━━ Supplied entries ━━

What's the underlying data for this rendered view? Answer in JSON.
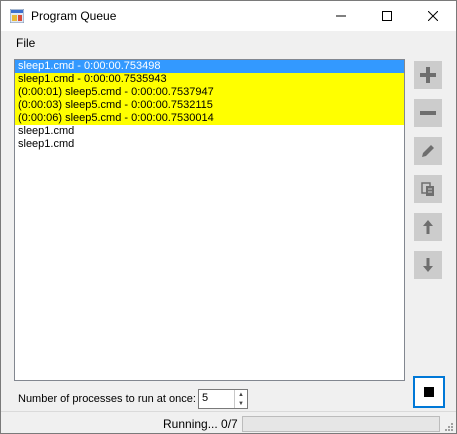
{
  "window": {
    "title": "Program Queue"
  },
  "menu": {
    "file": "File"
  },
  "queue": [
    {
      "text": "sleep1.cmd - 0:00:00.753498",
      "state": "selected"
    },
    {
      "text": "sleep1.cmd - 0:00:00.7535943",
      "state": "running"
    },
    {
      "text": "(0:00:01) sleep5.cmd - 0:00:00.7537947",
      "state": "running"
    },
    {
      "text": "(0:00:03) sleep5.cmd - 0:00:00.7532115",
      "state": "running"
    },
    {
      "text": "(0:00:06) sleep5.cmd - 0:00:00.7530014",
      "state": "running"
    },
    {
      "text": "sleep1.cmd",
      "state": "pending"
    },
    {
      "text": "sleep1.cmd",
      "state": "pending"
    }
  ],
  "side_buttons": [
    {
      "name": "add",
      "icon": "plus-icon"
    },
    {
      "name": "remove",
      "icon": "minus-icon"
    },
    {
      "name": "edit",
      "icon": "pencil-icon"
    },
    {
      "name": "copy",
      "icon": "copy-icon"
    },
    {
      "name": "move-up",
      "icon": "arrow-up-icon"
    },
    {
      "name": "move-down",
      "icon": "arrow-down-icon"
    }
  ],
  "processes": {
    "label": "Number of processes to run at once:",
    "value": "5"
  },
  "status": {
    "text": "Running... 0/7",
    "progress": 0
  },
  "colors": {
    "selected": "#3399ff",
    "running": "#ffff00",
    "button": "#cccccc",
    "focus": "#0078d7"
  }
}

━━━

Copy out all the entries exactly. Images stay out of the copy.

What's the underlying data for this rendered view? Answer in JSON.
{
  "window": {
    "title": "Program Queue"
  },
  "menu": {
    "file": "File"
  },
  "queue": [
    {
      "text": "sleep1.cmd - 0:00:00.753498",
      "state": "selected"
    },
    {
      "text": "sleep1.cmd - 0:00:00.7535943",
      "state": "running"
    },
    {
      "text": "(0:00:01) sleep5.cmd - 0:00:00.7537947",
      "state": "running"
    },
    {
      "text": "(0:00:03) sleep5.cmd - 0:00:00.7532115",
      "state": "running"
    },
    {
      "text": "(0:00:06) sleep5.cmd - 0:00:00.7530014",
      "state": "running"
    },
    {
      "text": "sleep1.cmd",
      "state": "pending"
    },
    {
      "text": "sleep1.cmd",
      "state": "pending"
    }
  ],
  "side_buttons": [
    {
      "name": "add",
      "icon": "plus-icon"
    },
    {
      "name": "remove",
      "icon": "minus-icon"
    },
    {
      "name": "edit",
      "icon": "pencil-icon"
    },
    {
      "name": "copy",
      "icon": "copy-icon"
    },
    {
      "name": "move-up",
      "icon": "arrow-up-icon"
    },
    {
      "name": "move-down",
      "icon": "arrow-down-icon"
    }
  ],
  "processes": {
    "label": "Number of processes to run at once:",
    "value": "5"
  },
  "status": {
    "text": "Running... 0/7",
    "progress": 0
  },
  "colors": {
    "selected": "#3399ff",
    "running": "#ffff00",
    "button": "#cccccc",
    "focus": "#0078d7"
  }
}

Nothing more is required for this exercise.